__EXCERPT PROVIDED__:
>> begin
Don't write your own framework - brendt_gd
https://stitcher.io/blog/dont-write-your-own-framework
======
larsjanssen6
Great article!,

I've been thinking about this a lot lately, sometimes I get tired of all the
frameworks and tools that are available. I just want to build things. That's
is why I decided to make a side project with purely PHP and jquery (yes jquery
:). I am familiar with vue.js and react but lately, I notice that I am making
less progress with frameworks such as nuxt.js and next.js. At the end of the
day, you just want to get things done.

And there are quite a few examples of successful projects that don't use
frameworks. Like e.g. nomadlist by @levelsio. They develop new features so
quickly that I start to doubt frameworks more and more.

Don't get me wrong I think for many project frameworks are useful, but if you
want to get a lot done and you don't want to focus too much on the techniques,
I have doubts about your statement.
>> end
__STORED DATA__:
>> begin
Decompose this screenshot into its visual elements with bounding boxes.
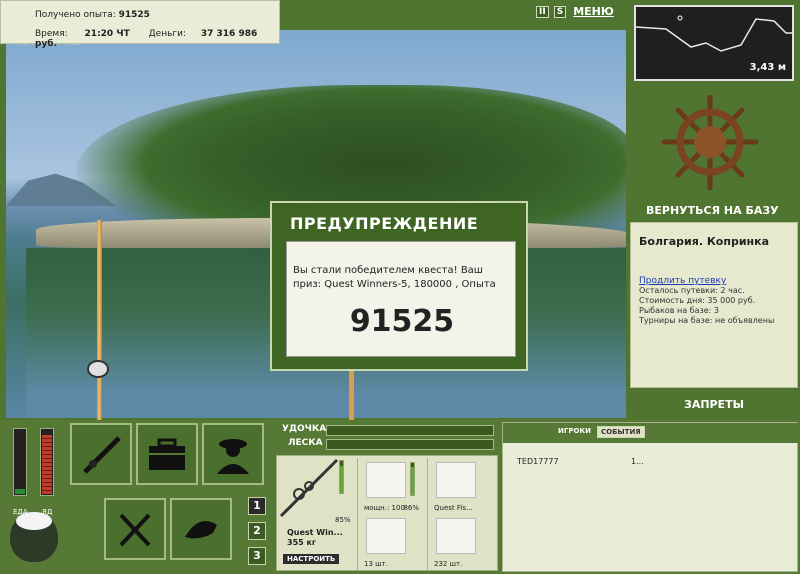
>> end
__SET TASKS__:
[1] Copy out, word for word, the stretch of the framework thread from "And there are" through "more and more.".
[2] Write the next part of the framework thread, picking up after its final sentence.

__THE RESPONSES__:
[1]
And there are quite a few examples of successful projects that don't use
frameworks. Like e.g. nomadlist by @levelsio. They develop new features so
quickly that I start to doubt frameworks more and more.

[2]
------
aforwardslash
I have mixed feelings about this. Big projects, while definitely having more
capacity (engineering efforts, documentation, etc) than your local team, also
have bugs. And sometimes serious ones. Plus, more often than not, those bugs
are exploited via automated tools. Having a good custom framework will often
be immune to these "low-hanging-fruit" scannings.

During my career, I've developed custom frameworks (way more than I wished for
- at least 4), and they all came out of specific necessities - stuff existing
frameworks either lack, or catered to the lowest common denominator that
wouldn't fit the desired approach. Most of them started on top of existing
frameworks, extending over time, upto a point where they basically replaced
most or all functionality from the base framework. They weren't perfect, they
had bugs, of course - but often worked quite better than the code they
replaced.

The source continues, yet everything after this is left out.